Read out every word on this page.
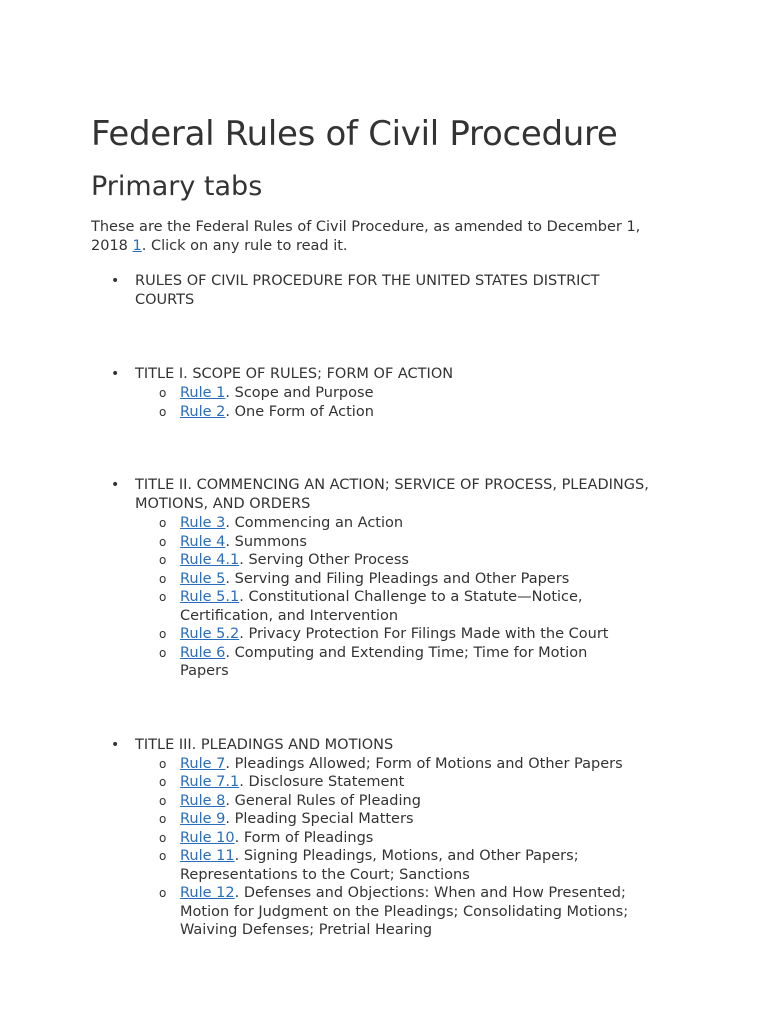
Federal Rules of Civil Procedure
Primary tabs

These are the Federal Rules of Civil Procedure, as amended to December 1, 2018 1. Click on any rule to read it.

• RULES OF CIVIL PROCEDURE FOR THE UNITED STATES DISTRICT COURTS
• TITLE I. SCOPE OF RULES; FORM OF ACTION
o Rule 1. Scope and Purpose
o Rule 2. One Form of Action
• TITLE II. COMMENCING AN ACTION; SERVICE OF PROCESS, PLEADINGS, MOTIONS, AND ORDERS
o Rule 3. Commencing an Action
o Rule 4. Summons
o Rule 4.1. Serving Other Process
o Rule 5. Serving and Filing Pleadings and Other Papers
o Rule 5.1. Constitutional Challenge to a Statute—Notice, Certification, and Intervention
o Rule 5.2. Privacy Protection For Filings Made with the Court
o Rule 6. Computing and Extending Time; Time for Motion Papers
• TITLE III. PLEADINGS AND MOTIONS
o Rule 7. Pleadings Allowed; Form of Motions and Other Papers
o Rule 7.1. Disclosure Statement
o Rule 8. General Rules of Pleading
o Rule 9. Pleading Special Matters
o Rule 10. Form of Pleadings
o Rule 11. Signing Pleadings, Motions, and Other Papers; Representations to the Court; Sanctions
o Rule 12. Defenses and Objections: When and How Presented; Motion for Judgment on the Pleadings; Consolidating Motions; Waiving Defenses; Pretrial Hearing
# # # # # # #
● GOAL: Across the material above, how many lines include the string "Papers"? Only the number is wanted.

● CORRECT RESULT: 4